**** Source data ****

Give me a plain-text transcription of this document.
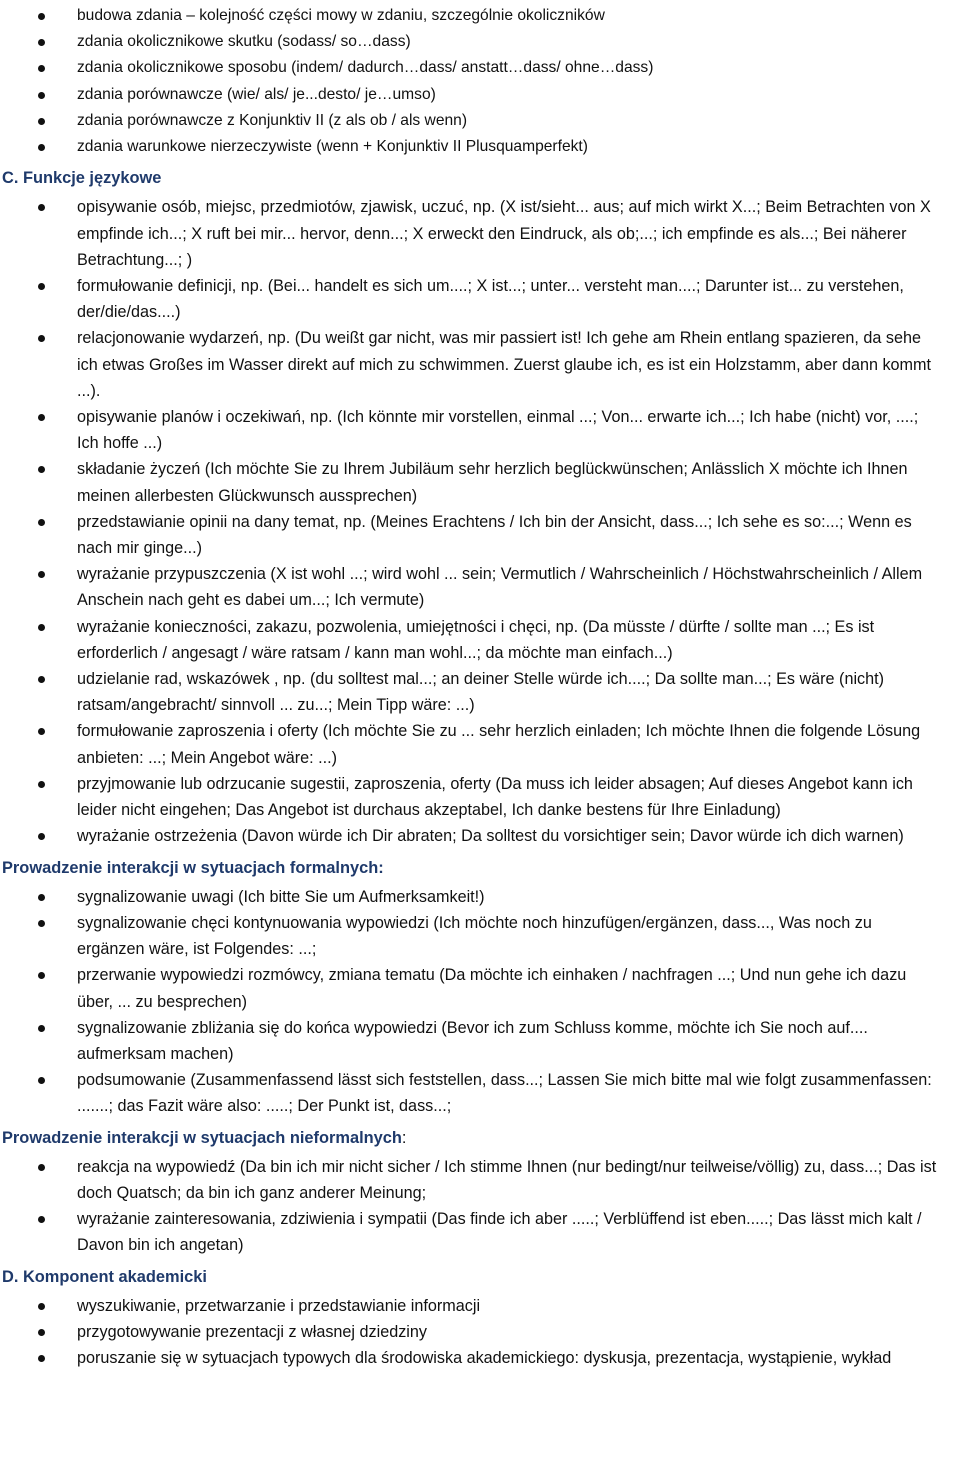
budowa zdania – kolejność części mowy w zdaniu, szczególnie okoliczników
zdania okolicznikowe skutku (sodass/ so…dass)
zdania okolicznikowe sposobu (indem/ dadurch…dass/ anstatt…dass/ ohne…dass)
zdania porównawcze (wie/ als/ je...desto/ je…umso)
zdania porównawcze z Konjunktiv II (z als ob / als wenn)
zdania warunkowe nierzeczywiste (wenn + Konjunktiv II Plusquamperfekt)
C. Funkcje językowe
opisywanie osób, miejsc, przedmiotów, zjawisk, uczuć, np. (X ist/sieht... aus; auf mich wirkt X...; Beim Betrachten von X empfinde ich...; X ruft bei mir... hervor, denn...; X erweckt den Eindruck, als ob;...; ich empfinde es als...; Bei näherer Betrachtung...; )
formułowanie definicji, np. (Bei... handelt es sich um....; X ist...; unter... versteht man....; Darunter ist... zu verstehen, der/die/das....)
relacjonowanie wydarzeń, np. (Du weißt gar nicht, was mir passiert ist! Ich gehe am Rhein entlang spazieren, da sehe ich etwas Großes im Wasser direkt auf mich zu schwimmen. Zuerst glaube ich, es ist ein Holzstamm, aber dann kommt ...).
opisywanie planów i oczekiwań, np. (Ich könnte mir vorstellen, einmal ...; Von... erwarte ich...; Ich habe (nicht) vor, ....; Ich hoffe ...)
składanie życzeń (Ich möchte Sie zu Ihrem Jubiläum sehr herzlich beglückwünschen; Anlässlich X möchte ich Ihnen meinen allerbesten Glückwunsch aussprechen)
przedstawianie opinii na dany temat, np. (Meines Erachtens / Ich bin der Ansicht, dass...; Ich sehe es so:...; Wenn es nach mir ginge...)
wyrażanie przypuszczenia (X ist wohl ...; wird wohl ... sein; Vermutlich / Wahrscheinlich / Höchstwahrscheinlich / Allem Anschein nach geht es dabei um...; Ich vermute)
wyrażanie konieczności, zakazu, pozwolenia, umiejętności i chęci, np. (Da müsste / dürfte / sollte man ...; Es ist erforderlich / angesagt / wäre ratsam / kann man wohl...; da möchte man einfach...)
udzielanie rad, wskazówek , np. (du solltest mal...; an deiner Stelle würde ich....; Da sollte man...; Es wäre (nicht) ratsam/angebracht/ sinnvoll ... zu...; Mein Tipp wäre: ...)
formułowanie zaproszenia i oferty (Ich möchte Sie zu ... sehr herzlich einladen; Ich möchte Ihnen die folgende Lösung anbieten: ...; Mein Angebot wäre: ...)
przyjmowanie lub odrzucanie sugestii, zaproszenia, oferty (Da muss ich leider absagen; Auf dieses Angebot kann ich leider nicht eingehen; Das Angebot ist durchaus akzeptabel, Ich danke bestens für Ihre Einladung)
wyrażanie ostrzeżenia (Davon würde ich Dir abraten; Da solltest du vorsichtiger sein; Davor würde ich dich warnen)
Prowadzenie interakcji w sytuacjach formalnych:
sygnalizowanie uwagi (Ich bitte Sie um Aufmerksamkeit!)
sygnalizowanie chęci kontynuowania wypowiedzi (Ich möchte noch hinzufügen/ergänzen, dass..., Was noch zu ergänzen wäre, ist Folgendes: ...;
przerwanie wypowiedzi rozmówcy, zmiana tematu (Da möchte ich einhaken / nachfragen ...; Und nun gehe ich dazu über, ... zu besprechen)
sygnalizowanie zbliżania się do końca wypowiedzi (Bevor ich zum Schluss komme, möchte ich Sie noch auf.... aufmerksam machen)
podsumowanie (Zusammenfassend lässt sich feststellen, dass...; Lassen Sie mich bitte mal wie folgt zusammenfassen: .......; das Fazit wäre also: .....; Der Punkt ist, dass...;
Prowadzenie interakcji w sytuacjach nieformalnych:
reakcja na wypowiedź (Da bin ich mir nicht sicher / Ich stimme Ihnen (nur bedingt/nur teilweise/völlig) zu, dass...; Das ist doch Quatsch; da bin ich ganz anderer Meinung;
wyrażanie zainteresowania, zdziwienia i sympatii (Das finde ich aber .....; Verblüffend ist eben.....; Das lässt mich kalt / Davon bin ich angetan)
D. Komponent akademicki
wyszukiwanie, przetwarzanie i przedstawianie informacji
przygotowywanie prezentacji z własnej dziedziny
poruszanie się w sytuacjach typowych dla środowiska akademickiego: dyskusja, prezentacja, wystąpienie, wykład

****

* _What the exercise asks_
Count how many lines above carry the word "solltest". Only the number is required.

* _The solution_
2